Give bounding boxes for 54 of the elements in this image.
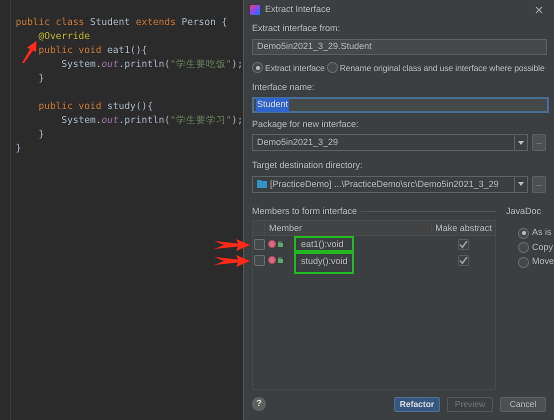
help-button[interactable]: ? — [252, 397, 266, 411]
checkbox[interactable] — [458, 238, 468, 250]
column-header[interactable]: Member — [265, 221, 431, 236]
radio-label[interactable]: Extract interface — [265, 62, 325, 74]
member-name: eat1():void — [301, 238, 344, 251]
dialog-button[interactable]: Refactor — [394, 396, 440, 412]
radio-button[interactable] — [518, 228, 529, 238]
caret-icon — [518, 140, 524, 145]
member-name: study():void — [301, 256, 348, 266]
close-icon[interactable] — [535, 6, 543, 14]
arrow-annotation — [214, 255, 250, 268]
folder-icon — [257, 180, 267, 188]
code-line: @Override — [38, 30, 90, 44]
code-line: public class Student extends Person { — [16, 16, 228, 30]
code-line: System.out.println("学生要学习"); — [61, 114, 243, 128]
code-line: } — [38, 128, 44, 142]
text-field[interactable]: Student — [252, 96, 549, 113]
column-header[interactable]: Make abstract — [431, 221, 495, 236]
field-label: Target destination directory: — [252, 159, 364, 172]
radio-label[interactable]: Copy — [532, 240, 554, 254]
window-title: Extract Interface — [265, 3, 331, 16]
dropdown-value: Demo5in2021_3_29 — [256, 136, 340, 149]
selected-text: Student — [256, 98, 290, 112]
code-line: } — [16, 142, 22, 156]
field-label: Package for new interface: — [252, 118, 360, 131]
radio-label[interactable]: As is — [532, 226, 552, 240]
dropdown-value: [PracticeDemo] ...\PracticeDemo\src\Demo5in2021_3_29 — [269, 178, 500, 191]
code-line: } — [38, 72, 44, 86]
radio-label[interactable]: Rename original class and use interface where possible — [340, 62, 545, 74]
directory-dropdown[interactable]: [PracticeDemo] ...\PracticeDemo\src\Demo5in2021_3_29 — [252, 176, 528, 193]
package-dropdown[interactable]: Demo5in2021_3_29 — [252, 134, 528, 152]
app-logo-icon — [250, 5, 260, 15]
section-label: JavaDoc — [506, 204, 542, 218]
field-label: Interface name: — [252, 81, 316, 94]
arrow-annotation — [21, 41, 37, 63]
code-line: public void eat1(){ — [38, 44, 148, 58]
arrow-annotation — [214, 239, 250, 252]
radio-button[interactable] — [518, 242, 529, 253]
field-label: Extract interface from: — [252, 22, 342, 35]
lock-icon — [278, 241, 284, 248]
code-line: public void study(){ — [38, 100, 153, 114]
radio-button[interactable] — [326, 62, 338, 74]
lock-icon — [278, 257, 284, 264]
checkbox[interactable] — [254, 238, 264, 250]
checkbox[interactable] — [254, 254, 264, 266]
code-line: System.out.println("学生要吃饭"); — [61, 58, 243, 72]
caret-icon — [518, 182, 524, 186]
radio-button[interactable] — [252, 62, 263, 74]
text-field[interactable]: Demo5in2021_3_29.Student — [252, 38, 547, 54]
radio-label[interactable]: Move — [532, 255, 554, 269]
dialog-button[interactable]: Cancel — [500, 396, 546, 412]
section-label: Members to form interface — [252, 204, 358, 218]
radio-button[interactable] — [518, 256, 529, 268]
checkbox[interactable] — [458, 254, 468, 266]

==

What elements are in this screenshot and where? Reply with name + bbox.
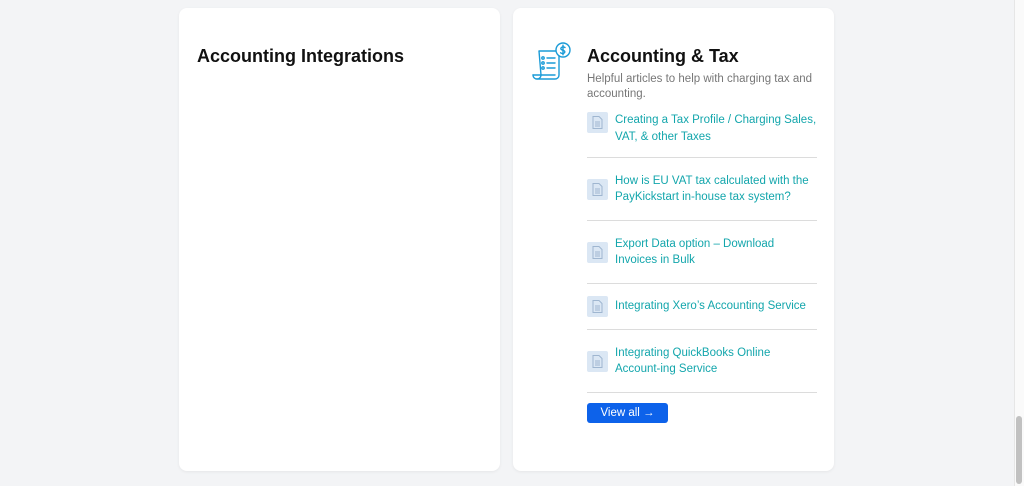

> Exercise directions
Starting with the line containing "Give bounding boxes" and going on through the line containing "package-dropdown[interactable]: Demo5in2021_3_29 —", write out those lines again with "code-line" swapped for "source-line" and everything else unchanged. Omit the pictures.

> Correct result
Give bounding boxes for 54 of the elements in this image.
help-button[interactable]: ? — [252, 397, 266, 411]
checkbox[interactable] — [458, 238, 468, 250]
column-header[interactable]: Member — [265, 221, 431, 236]
radio-label[interactable]: Extract interface — [265, 62, 325, 74]
member-name: eat1():void — [301, 238, 344, 251]
dialog-button[interactable]: Refactor — [394, 396, 440, 412]
radio-button[interactable] — [518, 228, 529, 238]
caret-icon — [518, 140, 524, 145]
member-name: study():void — [301, 256, 348, 266]
close-icon[interactable] — [535, 6, 543, 14]
arrow-annotation — [214, 255, 250, 268]
folder-icon — [257, 180, 267, 188]
source-line: @Override — [38, 30, 90, 44]
source-line: public class Student extends Person { — [16, 16, 228, 30]
source-line: System.out.println("学生要学习"); — [61, 114, 243, 128]
source-line: } — [38, 128, 44, 142]
text-field[interactable]: Student — [252, 96, 549, 113]
column-header[interactable]: Make abstract — [431, 221, 495, 236]
field-label: Target destination directory: — [252, 159, 364, 172]
radio-label[interactable]: Copy — [532, 240, 554, 254]
window-title: Extract Interface — [265, 3, 331, 16]
dropdown-value: Demo5in2021_3_29 — [256, 136, 340, 149]
selected-text: Student — [256, 98, 290, 112]
source-line: } — [16, 142, 22, 156]
field-label: Package for new interface: — [252, 118, 360, 131]
radio-label[interactable]: As is — [532, 226, 552, 240]
dropdown-value: [PracticeDemo] ...\PracticeDemo\src\Demo5in2021_3_29 — [269, 178, 500, 191]
source-line: } — [38, 72, 44, 86]
radio-label[interactable]: Rename original class and use interface where possible — [340, 62, 545, 74]
directory-dropdown[interactable]: [PracticeDemo] ...\PracticeDemo\src\Demo5in2021_3_29 — [252, 176, 528, 193]
package-dropdown[interactable]: Demo5in2021_3_29 — [252, 134, 528, 152]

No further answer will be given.